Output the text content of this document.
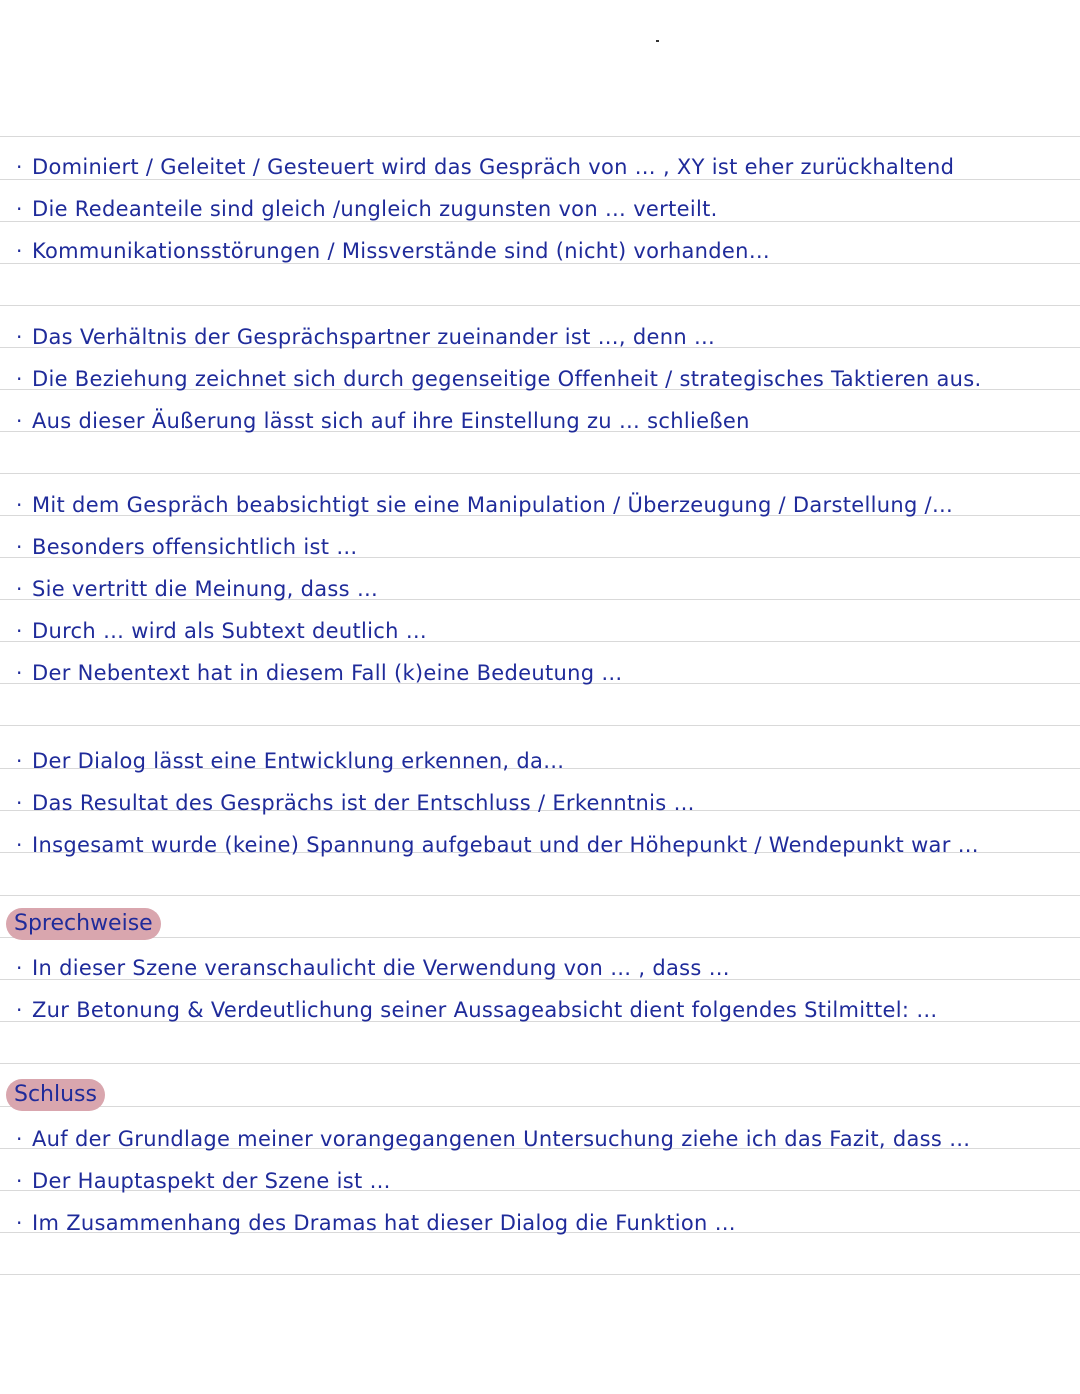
· Dominiert / Geleitet / Gesteuert wird das Gespräch von … , XY ist eher zurückhaltend
· Die Redeanteile sind gleich /ungleich zugunsten von … verteilt.
· Kommunikationsstörungen / Missverstände sind (nicht) vorhanden…
· Das Verhältnis der Gesprächspartner zueinander ist …, denn …
· Die Beziehung zeichnet sich durch gegenseitige Offenheit / strategisches Taktieren aus.
· Aus dieser Äußerung lässt sich auf ihre Einstellung zu … schließen
· Mit dem Gespräch beabsichtigt sie eine Manipulation / Überzeugung / Darstellung /…
· Besonders offensichtlich ist …
· Sie vertritt die Meinung, dass …
· Durch … wird als Subtext deutlich …
· Der Nebentext hat in diesem Fall (k)eine Bedeutung …
· Der Dialog lässt eine Entwicklung erkennen, da…
· Das Resultat des Gesprächs ist der Entschluss / Erkenntnis …
· Insgesamt wurde (keine) Spannung aufgebaut und der Höhepunkt / Wendepunkt war …
Sprechweise
· In dieser Szene veranschaulicht die Verwendung von … , dass …
· Zur Betonung & Verdeutlichung seiner Aussageabsicht dient folgendes Stilmittel: …
Schluss
· Auf der Grundlage meiner vorangegangenen Untersuchung ziehe ich das Fazit, dass …
· Der Hauptaspekt der Szene ist …
· Im Zusammenhang des Dramas hat dieser Dialog die Funktion …
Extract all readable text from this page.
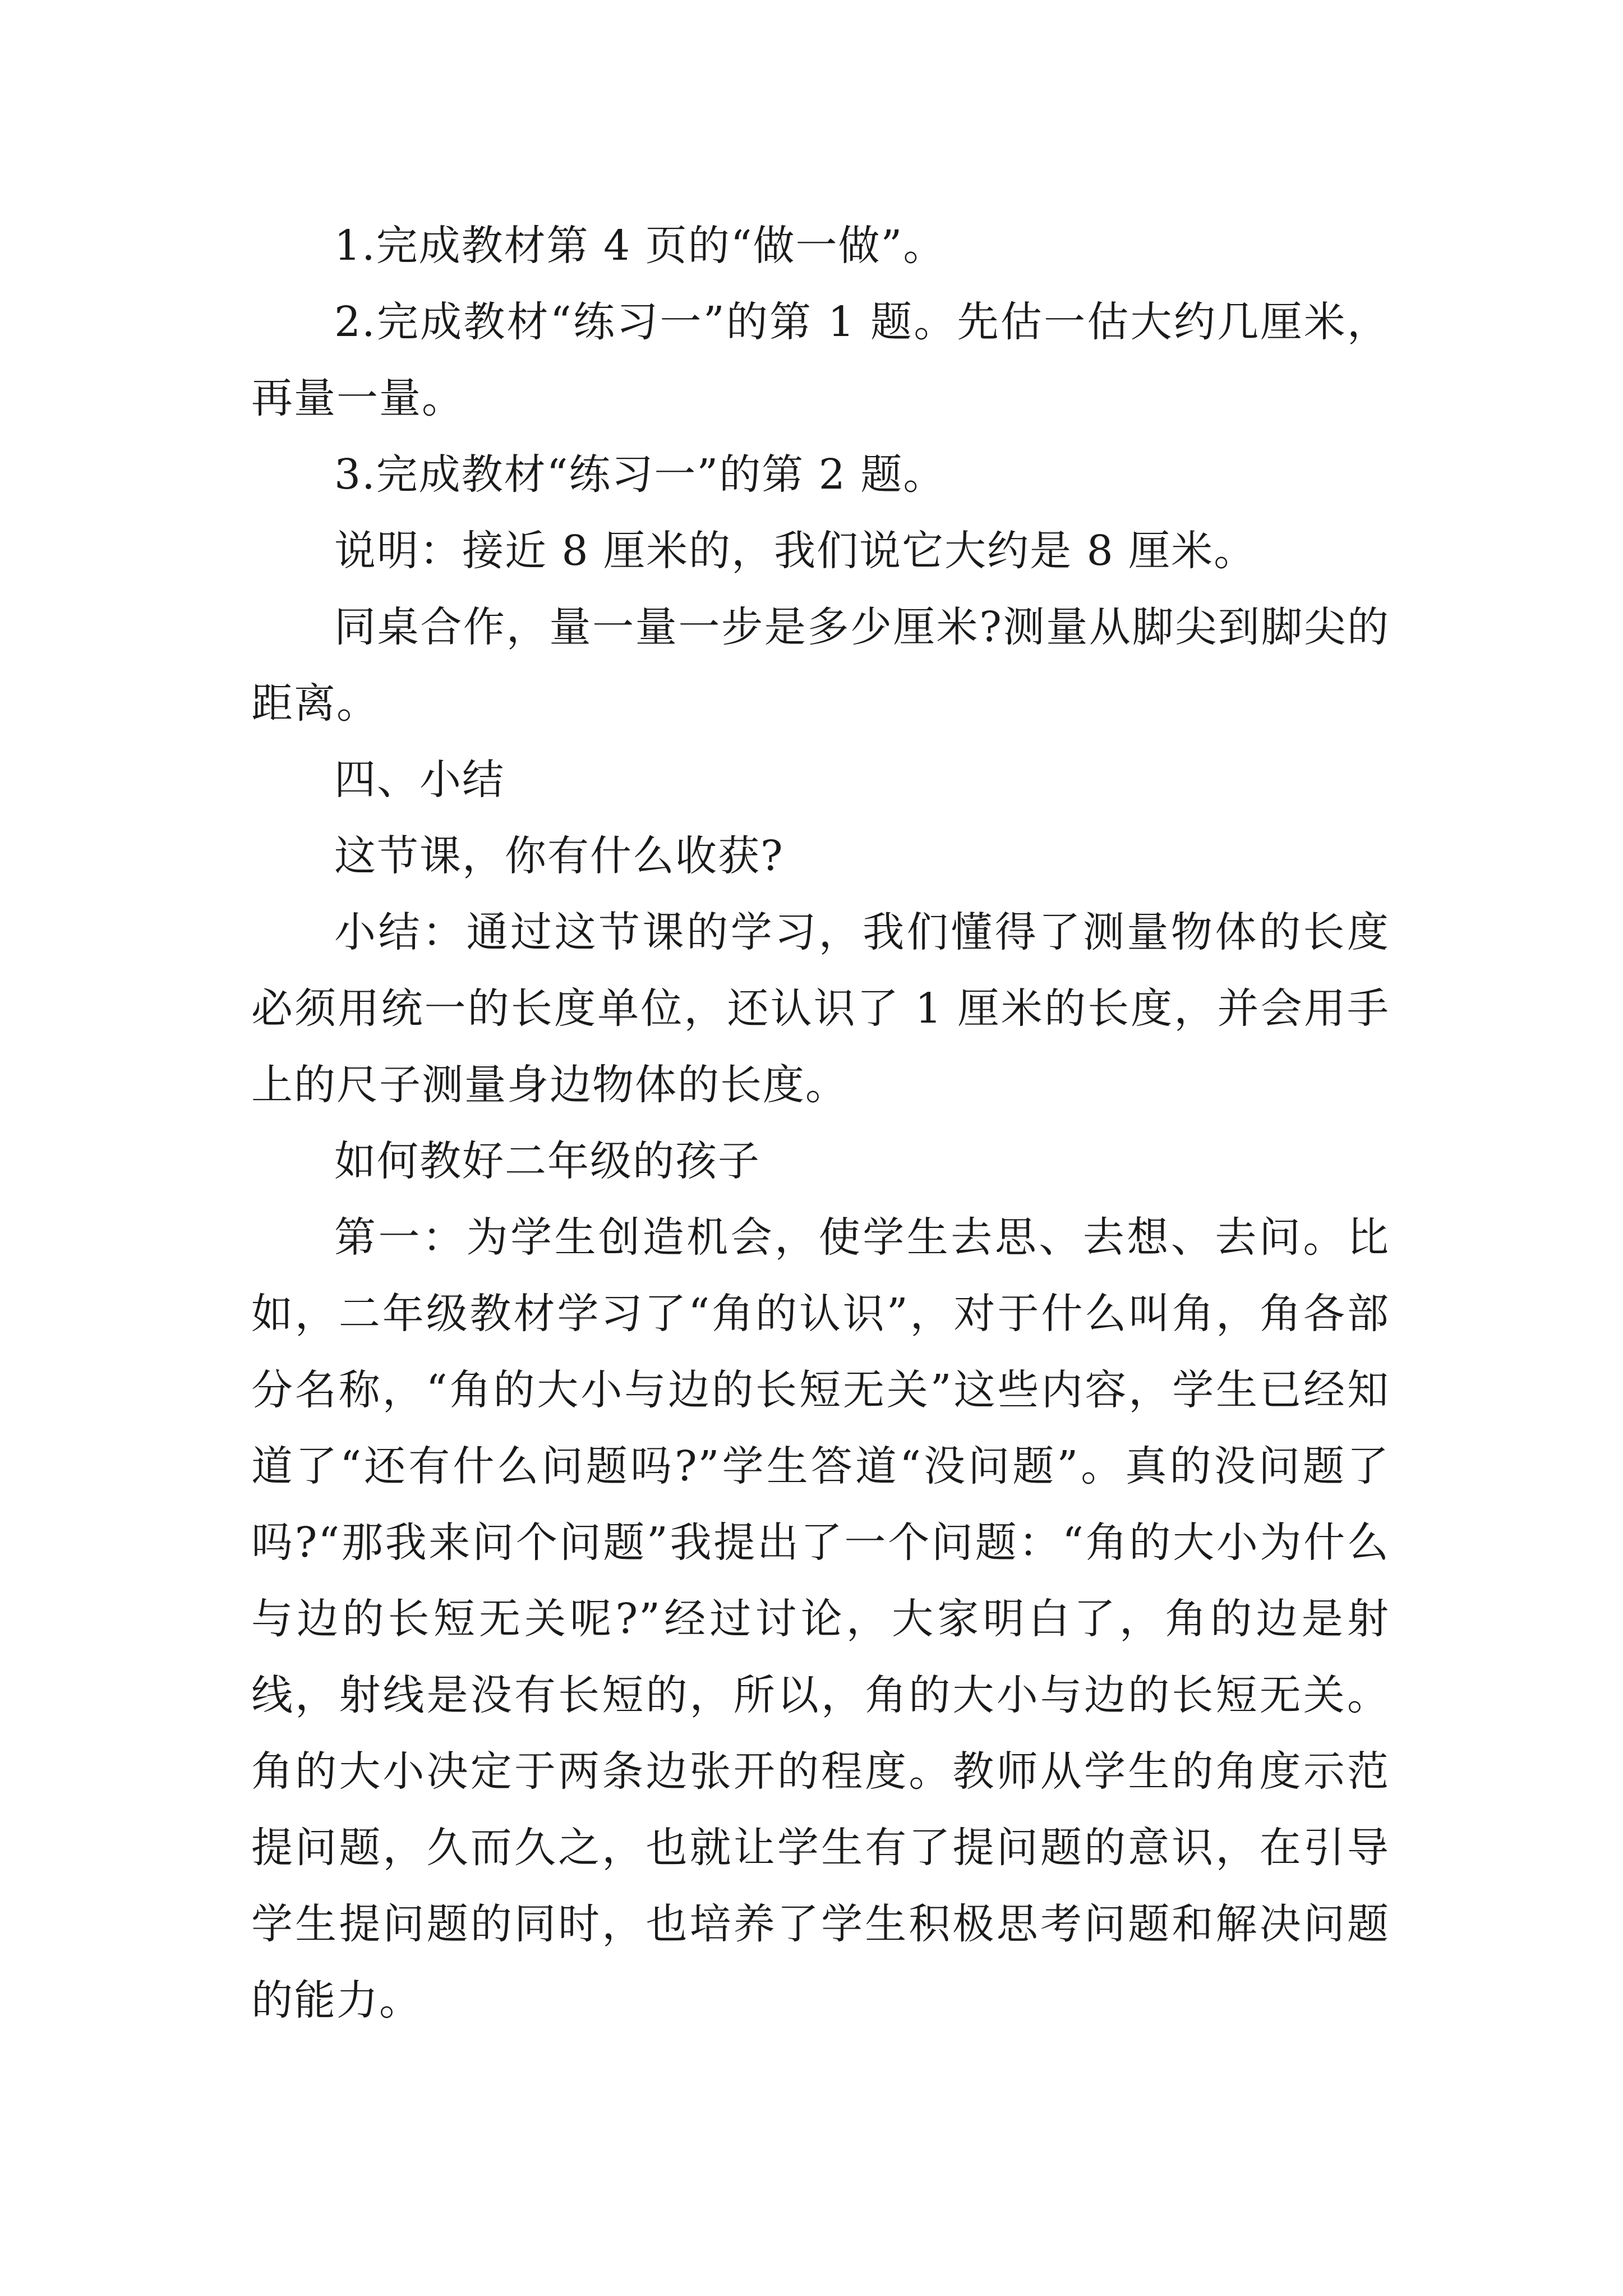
1.完成教材第 4 页的“做一做”。

2.完成教材“练习一”的第 1 题。先估一估大约几厘米，再量一量。

3.完成教材“练习一”的第 2 题。

说明：接近 8 厘米的，我们说它大约是 8 厘米。

同桌合作，量一量一步是多少厘米?测量从脚尖到脚尖的距离。

四、小结

这节课，你有什么收获?

小结：通过这节课的学习，我们懂得了测量物体的长度必须用统一的长度单位，还认识了 1 厘米的长度，并会用手上的尺子测量身边物体的长度。

如何教好二年级的孩子

第一：为学生创造机会，使学生去思、去想、去问。比如，二年级教材学习了“角的认识”，对于什么叫角，角各部分名称，“角的大小与边的长短无关”这些内容，学生已经知道了“还有什么问题吗?”学生答道“没问题”。真的没问题了吗?“那我来问个问题”我提出了一个问题：“角的大小为什么与边的长短无关呢?”经过讨论，大家明白了，角的边是射线，射线是没有长短的，所以，角的大小与边的长短无关。角的大小决定于两条边张开的程度。教师从学生的角度示范提问题，久而久之，也就让学生有了提问题的意识，在引导学生提问题的同时，也培养了学生积极思考问题和解决问题的能力。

- DIRECTION -
Track down every line of the material containing the string "wird", and copy it.

- FINISHED TASK -
· Dominiert / Geleitet / Gesteuert wird das Gespräch von … , XY ist eher zurückhaltend
· Durch … wird als Subtext deutlich …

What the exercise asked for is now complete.